(Extracted data entries)
______________________________

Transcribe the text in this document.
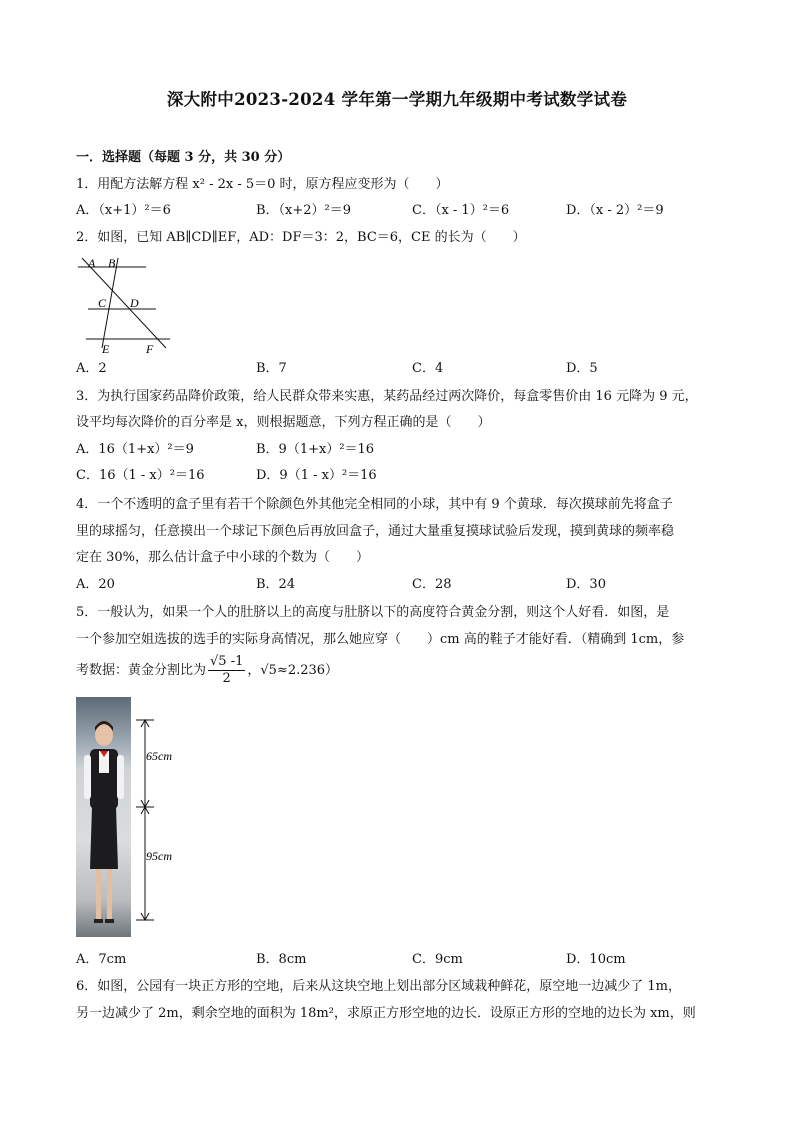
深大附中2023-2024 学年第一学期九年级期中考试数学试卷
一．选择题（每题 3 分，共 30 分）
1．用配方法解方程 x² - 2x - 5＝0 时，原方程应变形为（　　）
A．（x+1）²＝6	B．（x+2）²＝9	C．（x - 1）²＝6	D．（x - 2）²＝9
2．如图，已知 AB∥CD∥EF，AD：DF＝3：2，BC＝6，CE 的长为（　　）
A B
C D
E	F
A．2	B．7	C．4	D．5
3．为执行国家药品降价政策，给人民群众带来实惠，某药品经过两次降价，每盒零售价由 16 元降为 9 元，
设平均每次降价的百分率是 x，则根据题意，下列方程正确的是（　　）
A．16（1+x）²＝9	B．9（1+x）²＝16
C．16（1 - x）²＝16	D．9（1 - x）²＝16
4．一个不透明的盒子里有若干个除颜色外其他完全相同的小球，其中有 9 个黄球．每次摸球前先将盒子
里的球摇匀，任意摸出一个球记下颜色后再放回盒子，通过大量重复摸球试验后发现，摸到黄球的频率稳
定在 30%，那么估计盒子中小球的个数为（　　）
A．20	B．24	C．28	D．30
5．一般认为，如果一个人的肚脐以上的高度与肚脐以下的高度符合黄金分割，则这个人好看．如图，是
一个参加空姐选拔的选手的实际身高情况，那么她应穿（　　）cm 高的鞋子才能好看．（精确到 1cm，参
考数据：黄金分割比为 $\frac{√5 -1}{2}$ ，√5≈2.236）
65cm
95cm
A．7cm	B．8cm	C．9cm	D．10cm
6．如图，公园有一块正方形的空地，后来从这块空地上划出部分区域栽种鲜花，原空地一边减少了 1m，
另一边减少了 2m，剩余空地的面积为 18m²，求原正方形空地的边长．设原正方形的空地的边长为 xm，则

______________________________

PROBLEM
Restate the listing above word for word, and skip the pictures.

OUTPUT OF THE TASK
Transcribe the text in this document.
深大附中2023-2024 学年第一学期九年级期中考试数学试卷
一．选择题（每题 3 分，共 30 分）
1．用配方法解方程 x² - 2x - 5＝0 时，原方程应变形为（　　）
A．（x+1）²＝6	B．（x+2）²＝9	C．（x - 1）²＝6	D．（x - 2）²＝9
2．如图，已知 AB∥CD∥EF，AD：DF＝3：2，BC＝6，CE 的长为（　　）
A B
C D
E	F
A．2	B．7	C．4	D．5
3．为执行国家药品降价政策，给人民群众带来实惠，某药品经过两次降价，每盒零售价由 16 元降为 9 元，
设平均每次降价的百分率是 x，则根据题意，下列方程正确的是（　　）
A．16（1+x）²＝9	B．9（1+x）²＝16
C．16（1 - x）²＝16	D．9（1 - x）²＝16
4．一个不透明的盒子里有若干个除颜色外其他完全相同的小球，其中有 9 个黄球．每次摸球前先将盒子
里的球摇匀，任意摸出一个球记下颜色后再放回盒子，通过大量重复摸球试验后发现，摸到黄球的频率稳
定在 30%，那么估计盒子中小球的个数为（　　）
A．20	B．24	C．28	D．30
5．一般认为，如果一个人的肚脐以上的高度与肚脐以下的高度符合黄金分割，则这个人好看．如图，是
一个参加空姐选拔的选手的实际身高情况，那么她应穿（　　）cm 高的鞋子才能好看．（精确到 1cm，参
考数据：黄金分割比为 $\frac{√5 -1}{2}$ ，√5≈2.236）
65cm
95cm
A．7cm	B．8cm	C．9cm	D．10cm
6．如图，公园有一块正方形的空地，后来从这块空地上划出部分区域栽种鲜花，原空地一边减少了 1m，
另一边减少了 2m，剩余空地的面积为 18m²，求原正方形空地的边长．设原正方形的空地的边长为 xm，则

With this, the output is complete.